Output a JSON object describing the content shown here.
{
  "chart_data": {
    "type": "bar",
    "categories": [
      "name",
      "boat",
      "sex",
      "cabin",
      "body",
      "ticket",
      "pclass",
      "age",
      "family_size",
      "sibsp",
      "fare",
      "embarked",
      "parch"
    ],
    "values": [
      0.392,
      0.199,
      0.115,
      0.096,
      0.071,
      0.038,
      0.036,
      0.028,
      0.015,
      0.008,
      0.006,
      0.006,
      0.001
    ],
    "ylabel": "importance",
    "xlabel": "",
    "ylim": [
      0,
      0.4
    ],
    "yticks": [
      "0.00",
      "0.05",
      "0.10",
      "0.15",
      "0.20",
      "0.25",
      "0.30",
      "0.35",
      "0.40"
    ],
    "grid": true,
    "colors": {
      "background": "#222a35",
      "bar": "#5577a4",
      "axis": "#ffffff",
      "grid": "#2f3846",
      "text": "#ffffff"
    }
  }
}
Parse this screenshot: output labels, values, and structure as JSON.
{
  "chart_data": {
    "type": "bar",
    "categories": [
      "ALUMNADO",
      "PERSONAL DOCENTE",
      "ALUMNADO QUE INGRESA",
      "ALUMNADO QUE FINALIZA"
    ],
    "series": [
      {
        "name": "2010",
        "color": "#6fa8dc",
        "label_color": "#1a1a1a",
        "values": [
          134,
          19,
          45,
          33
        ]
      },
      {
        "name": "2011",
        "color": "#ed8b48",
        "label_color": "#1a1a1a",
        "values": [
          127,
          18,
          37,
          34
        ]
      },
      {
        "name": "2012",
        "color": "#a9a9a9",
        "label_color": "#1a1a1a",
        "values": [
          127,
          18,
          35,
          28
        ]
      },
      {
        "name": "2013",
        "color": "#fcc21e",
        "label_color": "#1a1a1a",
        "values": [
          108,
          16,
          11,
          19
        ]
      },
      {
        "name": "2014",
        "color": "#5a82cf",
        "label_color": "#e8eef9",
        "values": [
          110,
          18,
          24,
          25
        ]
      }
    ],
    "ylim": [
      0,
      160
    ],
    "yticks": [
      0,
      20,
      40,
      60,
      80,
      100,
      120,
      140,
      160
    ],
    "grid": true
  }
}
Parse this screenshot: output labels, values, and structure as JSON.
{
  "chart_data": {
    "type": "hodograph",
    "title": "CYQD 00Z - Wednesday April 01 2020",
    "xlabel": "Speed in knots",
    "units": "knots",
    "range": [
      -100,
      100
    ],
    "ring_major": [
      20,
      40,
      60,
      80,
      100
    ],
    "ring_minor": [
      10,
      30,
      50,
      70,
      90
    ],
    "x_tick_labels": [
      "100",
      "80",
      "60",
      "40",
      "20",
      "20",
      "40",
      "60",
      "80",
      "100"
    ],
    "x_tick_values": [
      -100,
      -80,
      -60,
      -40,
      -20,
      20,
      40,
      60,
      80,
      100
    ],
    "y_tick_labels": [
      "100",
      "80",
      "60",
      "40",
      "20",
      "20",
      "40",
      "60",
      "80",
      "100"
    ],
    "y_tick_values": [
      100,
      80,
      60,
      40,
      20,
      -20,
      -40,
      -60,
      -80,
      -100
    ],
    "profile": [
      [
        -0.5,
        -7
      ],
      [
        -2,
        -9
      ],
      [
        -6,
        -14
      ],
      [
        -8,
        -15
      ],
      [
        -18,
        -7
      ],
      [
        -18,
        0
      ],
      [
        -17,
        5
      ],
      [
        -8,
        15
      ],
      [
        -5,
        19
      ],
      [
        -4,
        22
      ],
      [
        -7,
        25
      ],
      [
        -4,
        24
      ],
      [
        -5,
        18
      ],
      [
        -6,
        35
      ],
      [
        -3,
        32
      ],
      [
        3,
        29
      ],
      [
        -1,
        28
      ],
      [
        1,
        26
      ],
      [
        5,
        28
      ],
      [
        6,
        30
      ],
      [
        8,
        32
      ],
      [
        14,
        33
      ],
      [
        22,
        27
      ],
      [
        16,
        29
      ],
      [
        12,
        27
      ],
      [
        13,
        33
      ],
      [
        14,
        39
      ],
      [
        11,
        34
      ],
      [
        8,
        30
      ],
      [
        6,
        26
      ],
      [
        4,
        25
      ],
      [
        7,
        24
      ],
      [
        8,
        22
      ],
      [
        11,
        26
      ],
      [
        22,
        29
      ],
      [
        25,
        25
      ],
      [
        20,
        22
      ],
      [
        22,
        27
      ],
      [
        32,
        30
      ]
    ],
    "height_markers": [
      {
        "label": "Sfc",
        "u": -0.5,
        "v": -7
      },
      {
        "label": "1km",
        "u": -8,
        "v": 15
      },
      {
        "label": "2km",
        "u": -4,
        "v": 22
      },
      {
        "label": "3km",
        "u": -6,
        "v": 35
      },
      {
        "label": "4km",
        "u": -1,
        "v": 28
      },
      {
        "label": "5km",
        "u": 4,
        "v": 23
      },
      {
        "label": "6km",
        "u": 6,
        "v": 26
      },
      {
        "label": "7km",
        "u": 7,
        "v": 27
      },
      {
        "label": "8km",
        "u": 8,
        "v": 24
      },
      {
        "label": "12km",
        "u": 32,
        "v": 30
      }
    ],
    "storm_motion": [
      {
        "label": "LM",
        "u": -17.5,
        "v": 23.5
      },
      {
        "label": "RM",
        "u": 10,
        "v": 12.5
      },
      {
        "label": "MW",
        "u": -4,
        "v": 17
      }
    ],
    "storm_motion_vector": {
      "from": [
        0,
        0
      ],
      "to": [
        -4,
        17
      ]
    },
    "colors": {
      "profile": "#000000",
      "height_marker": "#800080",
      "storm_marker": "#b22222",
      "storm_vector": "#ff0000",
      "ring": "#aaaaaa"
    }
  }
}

EXERCISE » Copy the material above verbatim.

WORKED ANSWER »
Output a JSON object describing the content shown here.
{
  "chart_data": {
    "type": "bar",
    "categories": [
      "name",
      "boat",
      "sex",
      "cabin",
      "body",
      "ticket",
      "pclass",
      "age",
      "family_size",
      "sibsp",
      "fare",
      "embarked",
      "parch"
    ],
    "values": [
      0.392,
      0.199,
      0.115,
      0.096,
      0.071,
      0.038,
      0.036,
      0.028,
      0.015,
      0.008,
      0.006,
      0.006,
      0.001
    ],
    "ylabel": "importance",
    "xlabel": "",
    "ylim": [
      0,
      0.4
    ],
    "yticks": [
      "0.00",
      "0.05",
      "0.10",
      "0.15",
      "0.20",
      "0.25",
      "0.30",
      "0.35",
      "0.40"
    ],
    "grid": true,
    "colors": {
      "background": "#222a35",
      "bar": "#5577a4",
      "axis": "#ffffff",
      "grid": "#2f3846",
      "text": "#ffffff"
    }
  }
}
Parse this screenshot: output labels, values, and structure as JSON.
{
  "chart_data": {
    "type": "bar",
    "categories": [
      "ALUMNADO",
      "PERSONAL DOCENTE",
      "ALUMNADO QUE INGRESA",
      "ALUMNADO QUE FINALIZA"
    ],
    "series": [
      {
        "name": "2010",
        "color": "#6fa8dc",
        "label_color": "#1a1a1a",
        "values": [
          134,
          19,
          45,
          33
        ]
      },
      {
        "name": "2011",
        "color": "#ed8b48",
        "label_color": "#1a1a1a",
        "values": [
          127,
          18,
          37,
          34
        ]
      },
      {
        "name": "2012",
        "color": "#a9a9a9",
        "label_color": "#1a1a1a",
        "values": [
          127,
          18,
          35,
          28
        ]
      },
      {
        "name": "2013",
        "color": "#fcc21e",
        "label_color": "#1a1a1a",
        "values": [
          108,
          16,
          11,
          19
        ]
      },
      {
        "name": "2014",
        "color": "#5a82cf",
        "label_color": "#e8eef9",
        "values": [
          110,
          18,
          24,
          25
        ]
      }
    ],
    "ylim": [
      0,
      160
    ],
    "yticks": [
      0,
      20,
      40,
      60,
      80,
      100,
      120,
      140,
      160
    ],
    "grid": true
  }
}
Parse this screenshot: output labels, values, and structure as JSON.
{
  "chart_data": {
    "type": "hodograph",
    "title": "CYQD 00Z - Wednesday April 01 2020",
    "xlabel": "Speed in knots",
    "units": "knots",
    "range": [
      -100,
      100
    ],
    "ring_major": [
      20,
      40,
      60,
      80,
      100
    ],
    "ring_minor": [
      10,
      30,
      50,
      70,
      90
    ],
    "x_tick_labels": [
      "100",
      "80",
      "60",
      "40",
      "20",
      "20",
      "40",
      "60",
      "80",
      "100"
    ],
    "x_tick_values": [
      -100,
      -80,
      -60,
      -40,
      -20,
      20,
      40,
      60,
      80,
      100
    ],
    "y_tick_labels": [
      "100",
      "80",
      "60",
      "40",
      "20",
      "20",
      "40",
      "60",
      "80",
      "100"
    ],
    "y_tick_values": [
      100,
      80,
      60,
      40,
      20,
      -20,
      -40,
      -60,
      -80,
      -100
    ],
    "profile": [
      [
        -0.5,
        -7
      ],
      [
        -2,
        -9
      ],
      [
        -6,
        -14
      ],
      [
        -8,
        -15
      ],
      [
        -18,
        -7
      ],
      [
        -18,
        0
      ],
      [
        -17,
        5
      ],
      [
        -8,
        15
      ],
      [
        -5,
        19
      ],
      [
        -4,
        22
      ],
      [
        -7,
        25
      ],
      [
        -4,
        24
      ],
      [
        -5,
        18
      ],
      [
        -6,
        35
      ],
      [
        -3,
        32
      ],
      [
        3,
        29
      ],
      [
        -1,
        28
      ],
      [
        1,
        26
      ],
      [
        5,
        28
      ],
      [
        6,
        30
      ],
      [
        8,
        32
      ],
      [
        14,
        33
      ],
      [
        22,
        27
      ],
      [
        16,
        29
      ],
      [
        12,
        27
      ],
      [
        13,
        33
      ],
      [
        14,
        39
      ],
      [
        11,
        34
      ],
      [
        8,
        30
      ],
      [
        6,
        26
      ],
      [
        4,
        25
      ],
      [
        7,
        24
      ],
      [
        8,
        22
      ],
      [
        11,
        26
      ],
      [
        22,
        29
      ],
      [
        25,
        25
      ],
      [
        20,
        22
      ],
      [
        22,
        27
      ],
      [
        32,
        30
      ]
    ],
    "height_markers": [
      {
        "label": "Sfc",
        "u": -0.5,
        "v": -7
      },
      {
        "label": "1km",
        "u": -8,
        "v": 15
      },
      {
        "label": "2km",
        "u": -4,
        "v": 22
      },
      {
        "label": "3km",
        "u": -6,
        "v": 35
      },
      {
        "label": "4km",
        "u": -1,
        "v": 28
      },
      {
        "label": "5km",
        "u": 4,
        "v": 23
      },
      {
        "label": "6km",
        "u": 6,
        "v": 26
      },
      {
        "label": "7km",
        "u": 7,
        "v": 27
      },
      {
        "label": "8km",
        "u": 8,
        "v": 24
      },
      {
        "label": "12km",
        "u": 32,
        "v": 30
      }
    ],
    "storm_motion": [
      {
        "label": "LM",
        "u": -17.5,
        "v": 23.5
      },
      {
        "label": "RM",
        "u": 10,
        "v": 12.5
      },
      {
        "label": "MW",
        "u": -4,
        "v": 17
      }
    ],
    "storm_motion_vector": {
      "from": [
        0,
        0
      ],
      "to": [
        -4,
        17
      ]
    },
    "colors": {
      "profile": "#000000",
      "height_marker": "#800080",
      "storm_marker": "#b22222",
      "storm_vector": "#ff0000",
      "ring": "#aaaaaa"
    }
  }
}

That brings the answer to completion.